-- What the task asks --
What follows is a block of records; restate each one word for word.

-- Records provided --

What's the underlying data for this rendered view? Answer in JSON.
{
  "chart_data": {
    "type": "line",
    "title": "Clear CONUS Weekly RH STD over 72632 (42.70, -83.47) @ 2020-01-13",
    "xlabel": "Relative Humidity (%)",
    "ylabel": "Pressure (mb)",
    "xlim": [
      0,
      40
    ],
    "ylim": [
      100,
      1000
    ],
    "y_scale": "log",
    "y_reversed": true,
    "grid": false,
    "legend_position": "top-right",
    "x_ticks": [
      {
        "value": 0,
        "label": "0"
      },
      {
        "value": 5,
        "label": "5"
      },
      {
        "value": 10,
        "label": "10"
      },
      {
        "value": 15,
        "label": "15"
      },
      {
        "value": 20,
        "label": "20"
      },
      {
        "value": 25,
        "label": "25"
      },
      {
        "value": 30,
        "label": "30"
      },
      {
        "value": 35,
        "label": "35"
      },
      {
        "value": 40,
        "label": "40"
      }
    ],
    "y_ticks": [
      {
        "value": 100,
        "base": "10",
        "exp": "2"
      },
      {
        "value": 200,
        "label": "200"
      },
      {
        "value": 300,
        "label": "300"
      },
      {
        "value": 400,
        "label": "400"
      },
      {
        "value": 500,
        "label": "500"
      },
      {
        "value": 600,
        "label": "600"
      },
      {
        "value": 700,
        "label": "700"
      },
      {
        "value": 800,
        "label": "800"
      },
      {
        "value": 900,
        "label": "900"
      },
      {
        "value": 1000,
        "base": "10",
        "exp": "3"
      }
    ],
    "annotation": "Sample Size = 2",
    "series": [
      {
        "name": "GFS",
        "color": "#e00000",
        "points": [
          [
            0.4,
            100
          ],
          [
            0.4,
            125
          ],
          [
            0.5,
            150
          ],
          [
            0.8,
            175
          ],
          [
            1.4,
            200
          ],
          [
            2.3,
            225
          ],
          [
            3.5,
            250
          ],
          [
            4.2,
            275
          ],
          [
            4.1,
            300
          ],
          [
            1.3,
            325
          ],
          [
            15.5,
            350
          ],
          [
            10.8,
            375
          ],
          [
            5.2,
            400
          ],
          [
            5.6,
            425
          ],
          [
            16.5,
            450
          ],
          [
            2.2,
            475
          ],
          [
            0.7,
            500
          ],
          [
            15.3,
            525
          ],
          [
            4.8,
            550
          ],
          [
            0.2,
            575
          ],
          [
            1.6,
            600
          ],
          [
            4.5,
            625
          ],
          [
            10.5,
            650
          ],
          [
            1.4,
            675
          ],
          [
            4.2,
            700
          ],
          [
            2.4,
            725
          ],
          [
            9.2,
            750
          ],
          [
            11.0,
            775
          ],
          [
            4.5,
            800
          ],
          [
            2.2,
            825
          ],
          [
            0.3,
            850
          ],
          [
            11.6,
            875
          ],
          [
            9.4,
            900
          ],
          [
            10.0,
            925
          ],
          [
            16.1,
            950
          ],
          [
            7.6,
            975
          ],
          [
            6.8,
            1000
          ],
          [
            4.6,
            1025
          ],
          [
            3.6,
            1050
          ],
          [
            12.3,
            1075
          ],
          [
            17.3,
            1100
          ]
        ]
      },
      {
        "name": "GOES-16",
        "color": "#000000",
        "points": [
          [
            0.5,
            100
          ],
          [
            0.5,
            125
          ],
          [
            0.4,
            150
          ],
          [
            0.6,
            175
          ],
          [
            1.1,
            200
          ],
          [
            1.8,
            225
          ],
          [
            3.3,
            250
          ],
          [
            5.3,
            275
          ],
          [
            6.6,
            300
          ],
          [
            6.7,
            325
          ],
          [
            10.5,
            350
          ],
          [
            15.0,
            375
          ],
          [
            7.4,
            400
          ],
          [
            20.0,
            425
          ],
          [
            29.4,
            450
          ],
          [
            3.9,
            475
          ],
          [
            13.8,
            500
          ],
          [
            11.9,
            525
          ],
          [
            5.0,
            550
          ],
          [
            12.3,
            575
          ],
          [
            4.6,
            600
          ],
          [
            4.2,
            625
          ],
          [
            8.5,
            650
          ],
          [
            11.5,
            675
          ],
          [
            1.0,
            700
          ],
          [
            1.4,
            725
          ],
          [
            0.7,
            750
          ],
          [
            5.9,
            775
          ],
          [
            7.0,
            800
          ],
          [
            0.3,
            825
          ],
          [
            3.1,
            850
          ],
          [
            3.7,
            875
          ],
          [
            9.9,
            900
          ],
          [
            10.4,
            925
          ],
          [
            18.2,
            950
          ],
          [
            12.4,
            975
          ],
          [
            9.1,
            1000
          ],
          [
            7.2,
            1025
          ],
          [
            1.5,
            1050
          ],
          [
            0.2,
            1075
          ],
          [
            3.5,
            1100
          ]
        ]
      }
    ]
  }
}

-- Output for this exercise --
What's the underlying data for this rendered view? Answer in JSON.
{
  "chart_data": {
    "type": "line",
    "title": "Clear CONUS Weekly RH STD over 72632 (42.70, -83.47) @ 2020-01-13",
    "xlabel": "Relative Humidity (%)",
    "ylabel": "Pressure (mb)",
    "xlim": [
      0,
      40
    ],
    "ylim": [
      100,
      1000
    ],
    "y_scale": "log",
    "y_reversed": true,
    "grid": false,
    "legend_position": "top-right",
    "x_ticks": [
      {
        "value": 0,
        "label": "0"
      },
      {
        "value": 5,
        "label": "5"
      },
      {
        "value": 10,
        "label": "10"
      },
      {
        "value": 15,
        "label": "15"
      },
      {
        "value": 20,
        "label": "20"
      },
      {
        "value": 25,
        "label": "25"
      },
      {
        "value": 30,
        "label": "30"
      },
      {
        "value": 35,
        "label": "35"
      },
      {
        "value": 40,
        "label": "40"
      }
    ],
    "y_ticks": [
      {
        "value": 100,
        "base": "10",
        "exp": "2"
      },
      {
        "value": 200,
        "label": "200"
      },
      {
        "value": 300,
        "label": "300"
      },
      {
        "value": 400,
        "label": "400"
      },
      {
        "value": 500,
        "label": "500"
      },
      {
        "value": 600,
        "label": "600"
      },
      {
        "value": 700,
        "label": "700"
      },
      {
        "value": 800,
        "label": "800"
      },
      {
        "value": 900,
        "label": "900"
      },
      {
        "value": 1000,
        "base": "10",
        "exp": "3"
      }
    ],
    "annotation": "Sample Size = 2",
    "series": [
      {
        "name": "GFS",
        "color": "#e00000",
        "points": [
          [
            0.4,
            100
          ],
          [
            0.4,
            125
          ],
          [
            0.5,
            150
          ],
          [
            0.8,
            175
          ],
          [
            1.4,
            200
          ],
          [
            2.3,
            225
          ],
          [
            3.5,
            250
          ],
          [
            4.2,
            275
          ],
          [
            4.1,
            300
          ],
          [
            1.3,
            325
          ],
          [
            15.5,
            350
          ],
          [
            10.8,
            375
          ],
          [
            5.2,
            400
          ],
          [
            5.6,
            425
          ],
          [
            16.5,
            450
          ],
          [
            2.2,
            475
          ],
          [
            0.7,
            500
          ],
          [
            15.3,
            525
          ],
          [
            4.8,
            550
          ],
          [
            0.2,
            575
          ],
          [
            1.6,
            600
          ],
          [
            4.5,
            625
          ],
          [
            10.5,
            650
          ],
          [
            1.4,
            675
          ],
          [
            4.2,
            700
          ],
          [
            2.4,
            725
          ],
          [
            9.2,
            750
          ],
          [
            11.0,
            775
          ],
          [
            4.5,
            800
          ],
          [
            2.2,
            825
          ],
          [
            0.3,
            850
          ],
          [
            11.6,
            875
          ],
          [
            9.4,
            900
          ],
          [
            10.0,
            925
          ],
          [
            16.1,
            950
          ],
          [
            7.6,
            975
          ],
          [
            6.8,
            1000
          ],
          [
            4.6,
            1025
          ],
          [
            3.6,
            1050
          ],
          [
            12.3,
            1075
          ],
          [
            17.3,
            1100
          ]
        ]
      },
      {
        "name": "GOES-16",
        "color": "#000000",
        "points": [
          [
            0.5,
            100
          ],
          [
            0.5,
            125
          ],
          [
            0.4,
            150
          ],
          [
            0.6,
            175
          ],
          [
            1.1,
            200
          ],
          [
            1.8,
            225
          ],
          [
            3.3,
            250
          ],
          [
            5.3,
            275
          ],
          [
            6.6,
            300
          ],
          [
            6.7,
            325
          ],
          [
            10.5,
            350
          ],
          [
            15.0,
            375
          ],
          [
            7.4,
            400
          ],
          [
            20.0,
            425
          ],
          [
            29.4,
            450
          ],
          [
            3.9,
            475
          ],
          [
            13.8,
            500
          ],
          [
            11.9,
            525
          ],
          [
            5.0,
            550
          ],
          [
            12.3,
            575
          ],
          [
            4.6,
            600
          ],
          [
            4.2,
            625
          ],
          [
            8.5,
            650
          ],
          [
            11.5,
            675
          ],
          [
            1.0,
            700
          ],
          [
            1.4,
            725
          ],
          [
            0.7,
            750
          ],
          [
            5.9,
            775
          ],
          [
            7.0,
            800
          ],
          [
            0.3,
            825
          ],
          [
            3.1,
            850
          ],
          [
            3.7,
            875
          ],
          [
            9.9,
            900
          ],
          [
            10.4,
            925
          ],
          [
            18.2,
            950
          ],
          [
            12.4,
            975
          ],
          [
            9.1,
            1000
          ],
          [
            7.2,
            1025
          ],
          [
            1.5,
            1050
          ],
          [
            0.2,
            1075
          ],
          [
            3.5,
            1100
          ]
        ]
      }
    ]
  }
}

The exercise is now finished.